# WHAT YOU NEED TO DO
Return the full listing exactly as it is written.
-------------------------
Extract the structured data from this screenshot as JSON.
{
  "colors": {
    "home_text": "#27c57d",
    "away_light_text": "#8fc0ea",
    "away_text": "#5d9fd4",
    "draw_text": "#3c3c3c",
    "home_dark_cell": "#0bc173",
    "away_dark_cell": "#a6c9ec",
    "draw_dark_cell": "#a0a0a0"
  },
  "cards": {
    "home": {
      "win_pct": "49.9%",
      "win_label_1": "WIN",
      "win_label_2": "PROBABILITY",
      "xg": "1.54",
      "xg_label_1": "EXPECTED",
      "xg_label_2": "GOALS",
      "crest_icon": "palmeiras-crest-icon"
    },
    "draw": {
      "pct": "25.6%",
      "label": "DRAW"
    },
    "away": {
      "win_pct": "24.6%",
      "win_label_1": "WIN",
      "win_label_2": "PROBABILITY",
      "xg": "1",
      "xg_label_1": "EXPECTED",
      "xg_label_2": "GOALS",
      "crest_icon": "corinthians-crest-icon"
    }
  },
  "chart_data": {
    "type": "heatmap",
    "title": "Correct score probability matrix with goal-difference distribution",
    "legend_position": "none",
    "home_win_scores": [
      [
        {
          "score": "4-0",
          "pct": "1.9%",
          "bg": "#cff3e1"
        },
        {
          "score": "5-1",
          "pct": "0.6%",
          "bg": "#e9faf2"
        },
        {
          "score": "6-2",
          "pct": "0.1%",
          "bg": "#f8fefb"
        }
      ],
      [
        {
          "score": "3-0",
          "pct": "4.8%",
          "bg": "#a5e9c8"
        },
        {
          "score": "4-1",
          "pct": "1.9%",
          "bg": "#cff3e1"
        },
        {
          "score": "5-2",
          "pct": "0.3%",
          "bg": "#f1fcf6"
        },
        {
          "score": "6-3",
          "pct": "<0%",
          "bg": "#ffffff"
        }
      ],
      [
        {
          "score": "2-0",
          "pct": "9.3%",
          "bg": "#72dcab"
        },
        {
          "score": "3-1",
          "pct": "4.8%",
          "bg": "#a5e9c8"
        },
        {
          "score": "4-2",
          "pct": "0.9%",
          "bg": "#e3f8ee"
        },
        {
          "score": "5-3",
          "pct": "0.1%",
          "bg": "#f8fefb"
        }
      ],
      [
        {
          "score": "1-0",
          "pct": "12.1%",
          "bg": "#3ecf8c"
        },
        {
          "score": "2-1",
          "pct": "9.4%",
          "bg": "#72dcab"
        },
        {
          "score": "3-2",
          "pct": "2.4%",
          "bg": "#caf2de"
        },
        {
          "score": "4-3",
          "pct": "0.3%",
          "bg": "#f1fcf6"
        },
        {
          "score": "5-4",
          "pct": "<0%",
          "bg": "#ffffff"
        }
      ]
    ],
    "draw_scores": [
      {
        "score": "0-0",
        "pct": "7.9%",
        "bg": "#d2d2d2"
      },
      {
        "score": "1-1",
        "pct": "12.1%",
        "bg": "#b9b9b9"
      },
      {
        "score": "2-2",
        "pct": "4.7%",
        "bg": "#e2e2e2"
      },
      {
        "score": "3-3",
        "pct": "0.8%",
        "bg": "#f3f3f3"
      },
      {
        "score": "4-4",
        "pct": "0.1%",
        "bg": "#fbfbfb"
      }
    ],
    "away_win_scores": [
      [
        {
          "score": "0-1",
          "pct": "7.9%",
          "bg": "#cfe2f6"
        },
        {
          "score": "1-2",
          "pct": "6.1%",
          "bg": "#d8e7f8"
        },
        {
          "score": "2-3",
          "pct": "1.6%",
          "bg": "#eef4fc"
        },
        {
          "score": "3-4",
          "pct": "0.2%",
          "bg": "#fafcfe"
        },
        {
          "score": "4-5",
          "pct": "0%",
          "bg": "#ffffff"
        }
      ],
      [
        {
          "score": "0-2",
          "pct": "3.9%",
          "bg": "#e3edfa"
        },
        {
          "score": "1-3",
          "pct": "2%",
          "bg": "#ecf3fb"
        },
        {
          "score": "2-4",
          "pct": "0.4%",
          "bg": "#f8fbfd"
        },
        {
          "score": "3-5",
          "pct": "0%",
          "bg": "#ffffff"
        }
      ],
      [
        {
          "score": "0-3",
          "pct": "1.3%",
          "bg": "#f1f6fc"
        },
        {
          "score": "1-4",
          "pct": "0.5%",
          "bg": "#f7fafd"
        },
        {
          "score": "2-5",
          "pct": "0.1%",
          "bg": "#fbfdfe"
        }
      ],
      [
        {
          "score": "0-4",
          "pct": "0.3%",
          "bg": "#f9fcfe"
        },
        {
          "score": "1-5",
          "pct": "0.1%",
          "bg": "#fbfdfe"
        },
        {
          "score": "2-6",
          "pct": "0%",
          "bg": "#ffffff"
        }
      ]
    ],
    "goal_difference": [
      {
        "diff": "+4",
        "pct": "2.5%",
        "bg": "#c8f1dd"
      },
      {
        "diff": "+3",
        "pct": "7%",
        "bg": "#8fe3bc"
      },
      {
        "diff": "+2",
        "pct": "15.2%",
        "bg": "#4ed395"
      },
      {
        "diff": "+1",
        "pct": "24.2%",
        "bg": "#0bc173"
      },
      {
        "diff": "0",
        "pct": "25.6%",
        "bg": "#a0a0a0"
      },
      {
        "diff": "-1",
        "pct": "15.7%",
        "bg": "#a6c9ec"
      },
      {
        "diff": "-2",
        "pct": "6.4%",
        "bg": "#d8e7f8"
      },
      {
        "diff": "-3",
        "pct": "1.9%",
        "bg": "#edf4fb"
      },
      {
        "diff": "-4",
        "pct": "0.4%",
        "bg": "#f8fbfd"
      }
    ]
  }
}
-------------------------
# REPLY TO THE EXERCISE
Extract the structured data from this screenshot as JSON.
{
  "colors": {
    "home_text": "#27c57d",
    "away_light_text": "#8fc0ea",
    "away_text": "#5d9fd4",
    "draw_text": "#3c3c3c",
    "home_dark_cell": "#0bc173",
    "away_dark_cell": "#a6c9ec",
    "draw_dark_cell": "#a0a0a0"
  },
  "cards": {
    "home": {
      "win_pct": "49.9%",
      "win_label_1": "WIN",
      "win_label_2": "PROBABILITY",
      "xg": "1.54",
      "xg_label_1": "EXPECTED",
      "xg_label_2": "GOALS",
      "crest_icon": "palmeiras-crest-icon"
    },
    "draw": {
      "pct": "25.6%",
      "label": "DRAW"
    },
    "away": {
      "win_pct": "24.6%",
      "win_label_1": "WIN",
      "win_label_2": "PROBABILITY",
      "xg": "1",
      "xg_label_1": "EXPECTED",
      "xg_label_2": "GOALS",
      "crest_icon": "corinthians-crest-icon"
    }
  },
  "chart_data": {
    "type": "heatmap",
    "title": "Correct score probability matrix with goal-difference distribution",
    "legend_position": "none",
    "home_win_scores": [
      [
        {
          "score": "4-0",
          "pct": "1.9%",
          "bg": "#cff3e1"
        },
        {
          "score": "5-1",
          "pct": "0.6%",
          "bg": "#e9faf2"
        },
        {
          "score": "6-2",
          "pct": "0.1%",
          "bg": "#f8fefb"
        }
      ],
      [
        {
          "score": "3-0",
          "pct": "4.8%",
          "bg": "#a5e9c8"
        },
        {
          "score": "4-1",
          "pct": "1.9%",
          "bg": "#cff3e1"
        },
        {
          "score": "5-2",
          "pct": "0.3%",
          "bg": "#f1fcf6"
        },
        {
          "score": "6-3",
          "pct": "<0%",
          "bg": "#ffffff"
        }
      ],
      [
        {
          "score": "2-0",
          "pct": "9.3%",
          "bg": "#72dcab"
        },
        {
          "score": "3-1",
          "pct": "4.8%",
          "bg": "#a5e9c8"
        },
        {
          "score": "4-2",
          "pct": "0.9%",
          "bg": "#e3f8ee"
        },
        {
          "score": "5-3",
          "pct": "0.1%",
          "bg": "#f8fefb"
        }
      ],
      [
        {
          "score": "1-0",
          "pct": "12.1%",
          "bg": "#3ecf8c"
        },
        {
          "score": "2-1",
          "pct": "9.4%",
          "bg": "#72dcab"
        },
        {
          "score": "3-2",
          "pct": "2.4%",
          "bg": "#caf2de"
        },
        {
          "score": "4-3",
          "pct": "0.3%",
          "bg": "#f1fcf6"
        },
        {
          "score": "5-4",
          "pct": "<0%",
          "bg": "#ffffff"
        }
      ]
    ],
    "draw_scores": [
      {
        "score": "0-0",
        "pct": "7.9%",
        "bg": "#d2d2d2"
      },
      {
        "score": "1-1",
        "pct": "12.1%",
        "bg": "#b9b9b9"
      },
      {
        "score": "2-2",
        "pct": "4.7%",
        "bg": "#e2e2e2"
      },
      {
        "score": "3-3",
        "pct": "0.8%",
        "bg": "#f3f3f3"
      },
      {
        "score": "4-4",
        "pct": "0.1%",
        "bg": "#fbfbfb"
      }
    ],
    "away_win_scores": [
      [
        {
          "score": "0-1",
          "pct": "7.9%",
          "bg": "#cfe2f6"
        },
        {
          "score": "1-2",
          "pct": "6.1%",
          "bg": "#d8e7f8"
        },
        {
          "score": "2-3",
          "pct": "1.6%",
          "bg": "#eef4fc"
        },
        {
          "score": "3-4",
          "pct": "0.2%",
          "bg": "#fafcfe"
        },
        {
          "score": "4-5",
          "pct": "0%",
          "bg": "#ffffff"
        }
      ],
      [
        {
          "score": "0-2",
          "pct": "3.9%",
          "bg": "#e3edfa"
        },
        {
          "score": "1-3",
          "pct": "2%",
          "bg": "#ecf3fb"
        },
        {
          "score": "2-4",
          "pct": "0.4%",
          "bg": "#f8fbfd"
        },
        {
          "score": "3-5",
          "pct": "0%",
          "bg": "#ffffff"
        }
      ],
      [
        {
          "score": "0-3",
          "pct": "1.3%",
          "bg": "#f1f6fc"
        },
        {
          "score": "1-4",
          "pct": "0.5%",
          "bg": "#f7fafd"
        },
        {
          "score": "2-5",
          "pct": "0.1%",
          "bg": "#fbfdfe"
        }
      ],
      [
        {
          "score": "0-4",
          "pct": "0.3%",
          "bg": "#f9fcfe"
        },
        {
          "score": "1-5",
          "pct": "0.1%",
          "bg": "#fbfdfe"
        },
        {
          "score": "2-6",
          "pct": "0%",
          "bg": "#ffffff"
        }
      ]
    ],
    "goal_difference": [
      {
        "diff": "+4",
        "pct": "2.5%",
        "bg": "#c8f1dd"
      },
      {
        "diff": "+3",
        "pct": "7%",
        "bg": "#8fe3bc"
      },
      {
        "diff": "+2",
        "pct": "15.2%",
        "bg": "#4ed395"
      },
      {
        "diff": "+1",
        "pct": "24.2%",
        "bg": "#0bc173"
      },
      {
        "diff": "0",
        "pct": "25.6%",
        "bg": "#a0a0a0"
      },
      {
        "diff": "-1",
        "pct": "15.7%",
        "bg": "#a6c9ec"
      },
      {
        "diff": "-2",
        "pct": "6.4%",
        "bg": "#d8e7f8"
      },
      {
        "diff": "-3",
        "pct": "1.9%",
        "bg": "#edf4fb"
      },
      {
        "diff": "-4",
        "pct": "0.4%",
        "bg": "#f8fbfd"
      }
    ]
  }
}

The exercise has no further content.